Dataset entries
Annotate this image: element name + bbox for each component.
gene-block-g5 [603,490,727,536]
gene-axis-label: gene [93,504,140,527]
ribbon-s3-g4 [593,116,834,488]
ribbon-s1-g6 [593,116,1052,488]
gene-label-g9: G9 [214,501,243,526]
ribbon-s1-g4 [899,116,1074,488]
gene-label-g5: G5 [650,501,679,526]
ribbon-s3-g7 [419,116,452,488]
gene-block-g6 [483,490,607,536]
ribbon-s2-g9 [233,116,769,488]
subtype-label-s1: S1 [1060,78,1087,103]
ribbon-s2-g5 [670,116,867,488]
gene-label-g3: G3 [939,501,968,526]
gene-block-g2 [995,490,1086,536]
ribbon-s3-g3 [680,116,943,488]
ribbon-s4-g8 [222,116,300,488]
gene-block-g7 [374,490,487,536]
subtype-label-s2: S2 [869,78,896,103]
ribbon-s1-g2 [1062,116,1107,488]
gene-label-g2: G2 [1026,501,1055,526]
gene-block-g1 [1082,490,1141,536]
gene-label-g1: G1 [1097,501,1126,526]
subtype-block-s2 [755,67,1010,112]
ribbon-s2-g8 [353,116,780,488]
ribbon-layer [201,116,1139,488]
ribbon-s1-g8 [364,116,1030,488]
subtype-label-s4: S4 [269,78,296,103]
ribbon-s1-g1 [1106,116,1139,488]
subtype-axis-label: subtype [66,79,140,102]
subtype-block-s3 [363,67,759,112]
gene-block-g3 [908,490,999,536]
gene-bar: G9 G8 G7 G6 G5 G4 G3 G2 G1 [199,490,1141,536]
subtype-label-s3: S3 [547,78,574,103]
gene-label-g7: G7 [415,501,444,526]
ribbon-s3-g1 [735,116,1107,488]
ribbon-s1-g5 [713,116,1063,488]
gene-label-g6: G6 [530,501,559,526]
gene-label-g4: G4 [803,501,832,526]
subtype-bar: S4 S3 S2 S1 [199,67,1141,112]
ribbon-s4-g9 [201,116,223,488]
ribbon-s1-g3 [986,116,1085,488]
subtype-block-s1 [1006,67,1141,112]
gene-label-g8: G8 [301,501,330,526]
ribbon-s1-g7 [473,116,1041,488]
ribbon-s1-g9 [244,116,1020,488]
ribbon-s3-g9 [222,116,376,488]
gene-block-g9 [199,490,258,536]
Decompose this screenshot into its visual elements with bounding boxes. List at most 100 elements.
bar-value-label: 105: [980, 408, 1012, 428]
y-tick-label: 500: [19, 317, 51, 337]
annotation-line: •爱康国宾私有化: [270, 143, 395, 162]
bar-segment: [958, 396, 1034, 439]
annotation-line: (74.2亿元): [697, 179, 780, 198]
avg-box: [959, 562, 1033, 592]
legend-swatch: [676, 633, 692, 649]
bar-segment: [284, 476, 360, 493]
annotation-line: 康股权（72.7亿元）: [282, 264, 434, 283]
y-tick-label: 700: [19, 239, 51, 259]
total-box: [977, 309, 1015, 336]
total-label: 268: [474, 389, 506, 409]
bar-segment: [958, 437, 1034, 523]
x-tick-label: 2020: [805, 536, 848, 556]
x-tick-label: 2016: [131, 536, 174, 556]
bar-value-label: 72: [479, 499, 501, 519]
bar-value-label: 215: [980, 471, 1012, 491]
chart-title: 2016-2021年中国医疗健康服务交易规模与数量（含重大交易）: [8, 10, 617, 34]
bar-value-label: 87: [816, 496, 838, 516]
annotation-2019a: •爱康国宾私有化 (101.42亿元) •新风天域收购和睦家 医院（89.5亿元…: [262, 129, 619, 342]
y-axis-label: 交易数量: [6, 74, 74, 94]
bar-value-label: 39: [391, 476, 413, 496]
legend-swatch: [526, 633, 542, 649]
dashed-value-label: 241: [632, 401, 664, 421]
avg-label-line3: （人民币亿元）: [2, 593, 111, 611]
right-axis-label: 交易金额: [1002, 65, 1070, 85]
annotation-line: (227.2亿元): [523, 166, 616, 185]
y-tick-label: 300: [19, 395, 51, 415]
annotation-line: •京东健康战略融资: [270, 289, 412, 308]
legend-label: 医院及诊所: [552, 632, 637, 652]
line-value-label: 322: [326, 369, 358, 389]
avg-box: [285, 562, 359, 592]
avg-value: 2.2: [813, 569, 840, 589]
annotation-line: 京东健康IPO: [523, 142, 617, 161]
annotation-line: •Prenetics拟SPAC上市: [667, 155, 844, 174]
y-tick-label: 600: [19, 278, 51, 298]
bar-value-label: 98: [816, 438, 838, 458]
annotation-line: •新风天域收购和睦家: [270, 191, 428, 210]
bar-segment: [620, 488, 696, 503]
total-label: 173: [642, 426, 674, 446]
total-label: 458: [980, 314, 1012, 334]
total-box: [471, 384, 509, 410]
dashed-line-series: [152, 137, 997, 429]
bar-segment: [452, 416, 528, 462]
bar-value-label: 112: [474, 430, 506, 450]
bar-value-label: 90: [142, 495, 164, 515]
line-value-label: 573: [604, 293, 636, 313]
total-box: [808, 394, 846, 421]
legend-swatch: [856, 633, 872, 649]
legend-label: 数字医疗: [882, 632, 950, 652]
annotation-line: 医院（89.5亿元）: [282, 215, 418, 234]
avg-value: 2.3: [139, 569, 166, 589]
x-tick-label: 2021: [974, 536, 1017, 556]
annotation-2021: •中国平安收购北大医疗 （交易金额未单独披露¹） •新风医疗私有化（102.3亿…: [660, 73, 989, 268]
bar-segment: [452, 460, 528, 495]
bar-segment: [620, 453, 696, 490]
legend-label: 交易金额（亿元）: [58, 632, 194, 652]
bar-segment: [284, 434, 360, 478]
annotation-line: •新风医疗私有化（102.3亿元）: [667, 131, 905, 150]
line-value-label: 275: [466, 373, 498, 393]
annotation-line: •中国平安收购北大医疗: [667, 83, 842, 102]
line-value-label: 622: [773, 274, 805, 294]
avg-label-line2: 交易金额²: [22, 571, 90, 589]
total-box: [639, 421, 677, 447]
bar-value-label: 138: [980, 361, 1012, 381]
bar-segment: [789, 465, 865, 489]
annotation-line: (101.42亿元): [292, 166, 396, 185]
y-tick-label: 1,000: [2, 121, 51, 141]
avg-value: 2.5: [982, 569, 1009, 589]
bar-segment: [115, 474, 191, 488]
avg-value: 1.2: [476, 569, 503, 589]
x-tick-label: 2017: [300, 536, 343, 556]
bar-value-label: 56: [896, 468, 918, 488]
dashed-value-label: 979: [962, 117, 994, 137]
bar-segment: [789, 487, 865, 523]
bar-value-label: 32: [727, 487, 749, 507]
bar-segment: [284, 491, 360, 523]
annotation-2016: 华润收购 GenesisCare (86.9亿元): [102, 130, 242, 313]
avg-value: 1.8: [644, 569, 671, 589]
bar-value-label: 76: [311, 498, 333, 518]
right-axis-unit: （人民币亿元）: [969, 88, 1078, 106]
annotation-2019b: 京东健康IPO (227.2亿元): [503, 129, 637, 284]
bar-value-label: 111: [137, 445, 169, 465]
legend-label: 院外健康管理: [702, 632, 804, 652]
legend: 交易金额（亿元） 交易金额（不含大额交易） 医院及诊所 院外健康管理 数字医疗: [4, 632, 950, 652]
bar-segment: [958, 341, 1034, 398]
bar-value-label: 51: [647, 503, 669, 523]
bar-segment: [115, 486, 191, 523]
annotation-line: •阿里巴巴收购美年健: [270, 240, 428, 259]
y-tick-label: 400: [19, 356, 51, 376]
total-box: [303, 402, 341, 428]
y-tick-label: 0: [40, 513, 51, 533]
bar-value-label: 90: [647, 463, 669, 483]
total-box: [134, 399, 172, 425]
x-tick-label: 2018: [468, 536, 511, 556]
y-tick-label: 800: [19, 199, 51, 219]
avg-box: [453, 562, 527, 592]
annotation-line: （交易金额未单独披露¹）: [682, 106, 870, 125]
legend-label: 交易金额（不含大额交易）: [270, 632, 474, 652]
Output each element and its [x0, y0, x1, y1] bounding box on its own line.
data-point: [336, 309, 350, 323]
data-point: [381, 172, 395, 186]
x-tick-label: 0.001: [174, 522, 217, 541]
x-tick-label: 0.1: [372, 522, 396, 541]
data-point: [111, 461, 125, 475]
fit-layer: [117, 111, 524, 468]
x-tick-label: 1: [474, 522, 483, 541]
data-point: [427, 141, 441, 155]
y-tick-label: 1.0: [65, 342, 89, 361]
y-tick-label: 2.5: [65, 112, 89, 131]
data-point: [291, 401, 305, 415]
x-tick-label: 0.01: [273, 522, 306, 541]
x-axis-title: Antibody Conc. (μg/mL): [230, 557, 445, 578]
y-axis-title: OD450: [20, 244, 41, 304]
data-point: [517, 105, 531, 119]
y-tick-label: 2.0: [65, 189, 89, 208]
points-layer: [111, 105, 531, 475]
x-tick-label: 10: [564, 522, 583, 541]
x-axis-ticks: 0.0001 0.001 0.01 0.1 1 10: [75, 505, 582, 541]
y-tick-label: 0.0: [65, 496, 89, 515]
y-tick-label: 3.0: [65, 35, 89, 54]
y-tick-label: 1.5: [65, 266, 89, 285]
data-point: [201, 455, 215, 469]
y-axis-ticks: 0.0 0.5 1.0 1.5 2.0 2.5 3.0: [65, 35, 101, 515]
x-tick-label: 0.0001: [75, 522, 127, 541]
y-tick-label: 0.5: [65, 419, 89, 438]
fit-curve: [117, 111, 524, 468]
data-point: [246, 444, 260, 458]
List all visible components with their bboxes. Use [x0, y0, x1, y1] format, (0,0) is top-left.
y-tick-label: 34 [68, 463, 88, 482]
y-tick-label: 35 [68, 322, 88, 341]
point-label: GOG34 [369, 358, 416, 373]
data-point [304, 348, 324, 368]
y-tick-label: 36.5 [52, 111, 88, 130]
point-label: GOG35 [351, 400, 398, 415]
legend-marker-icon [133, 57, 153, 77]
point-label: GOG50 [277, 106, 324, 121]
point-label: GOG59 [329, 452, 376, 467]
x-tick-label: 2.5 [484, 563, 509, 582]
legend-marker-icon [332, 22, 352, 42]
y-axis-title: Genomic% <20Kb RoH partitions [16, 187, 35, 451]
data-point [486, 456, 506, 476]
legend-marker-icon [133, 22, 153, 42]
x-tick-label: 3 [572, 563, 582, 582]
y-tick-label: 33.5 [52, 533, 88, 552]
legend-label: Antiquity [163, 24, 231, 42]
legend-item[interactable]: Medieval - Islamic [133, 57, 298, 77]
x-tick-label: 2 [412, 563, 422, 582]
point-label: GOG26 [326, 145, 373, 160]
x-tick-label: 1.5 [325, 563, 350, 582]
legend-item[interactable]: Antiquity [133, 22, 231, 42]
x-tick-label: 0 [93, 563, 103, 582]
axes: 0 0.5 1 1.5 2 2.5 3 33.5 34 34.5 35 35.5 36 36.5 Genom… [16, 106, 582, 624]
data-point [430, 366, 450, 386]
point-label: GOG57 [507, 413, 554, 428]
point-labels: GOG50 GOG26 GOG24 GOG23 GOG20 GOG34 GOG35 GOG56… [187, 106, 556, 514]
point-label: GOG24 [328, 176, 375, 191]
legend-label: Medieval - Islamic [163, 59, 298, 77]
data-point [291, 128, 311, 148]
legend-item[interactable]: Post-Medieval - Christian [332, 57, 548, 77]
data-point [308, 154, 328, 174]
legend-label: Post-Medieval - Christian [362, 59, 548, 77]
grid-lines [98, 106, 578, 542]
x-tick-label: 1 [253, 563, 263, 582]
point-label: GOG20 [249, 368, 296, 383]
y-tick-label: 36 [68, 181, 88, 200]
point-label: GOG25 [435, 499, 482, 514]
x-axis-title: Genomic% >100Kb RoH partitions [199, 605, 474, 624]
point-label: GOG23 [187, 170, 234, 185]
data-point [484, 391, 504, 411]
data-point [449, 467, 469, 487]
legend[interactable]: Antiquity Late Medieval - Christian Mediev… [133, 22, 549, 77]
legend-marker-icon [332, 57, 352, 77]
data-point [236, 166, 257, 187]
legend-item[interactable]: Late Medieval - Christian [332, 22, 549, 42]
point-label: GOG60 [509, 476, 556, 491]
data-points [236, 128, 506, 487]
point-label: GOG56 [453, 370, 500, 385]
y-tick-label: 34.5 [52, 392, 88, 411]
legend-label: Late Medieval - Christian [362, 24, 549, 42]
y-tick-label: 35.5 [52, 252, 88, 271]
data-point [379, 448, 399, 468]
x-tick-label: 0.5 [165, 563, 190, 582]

## Aim of the task
Only a number is wanted here: the count of lines above that contain the word "dashed".

## Result of the exercise
3